Data for processing start

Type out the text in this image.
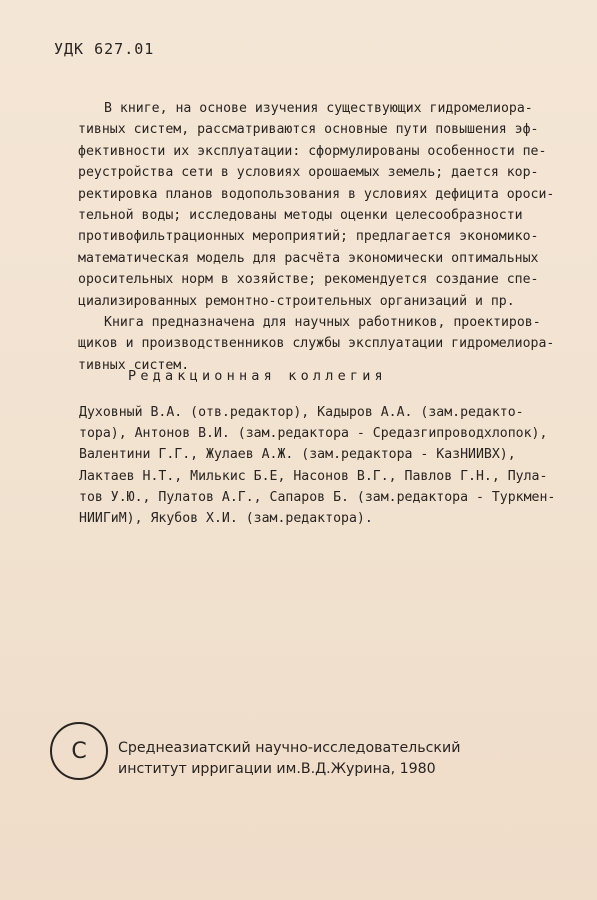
УДК 627.01
В книге, на основе изучения существующих гидромелиора-
тивных систем, рассматриваются основные пути повышения эф-
фективности их эксплуатации: сформулированы особенности пе-
реустройства сети в условиях орошаемых земель; дается кор-
ректировка планов водопользования в условиях дефицита ороси-
тельной воды; исследованы методы оценки целесообразности
противофильтрационных мероприятий; предлагается экономико-
математическая модель для расчёта экономически оптимальных
оросительных норм в хозяйстве; рекомендуется создание спе-
циализированных ремонтно-строительных организаций и пр.
Книга предназначена для научных работников, проектиров-
щиков и производственников службы эксплуатации гидромелиора-
тивных систем.
Редакционная коллегия
Духовный В.А. (отв.редактор), Кадыров А.А. (зам.редакто-
тора), Антонов В.И. (зам.редактора - Средазгипроводхлопок),
Валентини Г.Г., Жулаев А.Ж. (зам.редактора - КазНИИВХ),
Лактаев Н.Т., Милькис Б.Е, Насонов В.Г., Павлов Г.Н., Пула-
тов У.Ю., Пулатов А.Г., Сапаров Б. (зам.редактора - Туркмен-
НИИГиМ), Якубов Х.И. (зам.редактора).
С Среднеазиатский научно-исследовательский
институт ирригации им.В.Д.Журина, 1980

Data for processing end

**Written request**. Omit every image. Quote each record exactly.

**Response to this exercise**.
Type out the text in this image.
УДК 627.01
В книге, на основе изучения существующих гидромелиора-
тивных систем, рассматриваются основные пути повышения эф-
фективности их эксплуатации: сформулированы особенности пе-
реустройства сети в условиях орошаемых земель; дается кор-
ректировка планов водопользования в условиях дефицита ороси-
тельной воды; исследованы методы оценки целесообразности
противофильтрационных мероприятий; предлагается экономико-
математическая модель для расчёта экономически оптимальных
оросительных норм в хозяйстве; рекомендуется создание спе-
циализированных ремонтно-строительных организаций и пр.
Книга предназначена для научных работников, проектиров-
щиков и производственников службы эксплуатации гидромелиора-
тивных систем.
Редакционная коллегия
Духовный В.А. (отв.редактор), Кадыров А.А. (зам.редакто-
тора), Антонов В.И. (зам.редактора - Средазгипроводхлопок),
Валентини Г.Г., Жулаев А.Ж. (зам.редактора - КазНИИВХ),
Лактаев Н.Т., Милькис Б.Е, Насонов В.Г., Павлов Г.Н., Пула-
тов У.Ю., Пулатов А.Г., Сапаров Б. (зам.редактора - Туркмен-
НИИГиМ), Якубов Х.И. (зам.редактора).
С Среднеазиатский научно-исследовательский
институт ирригации им.В.Д.Журина, 1980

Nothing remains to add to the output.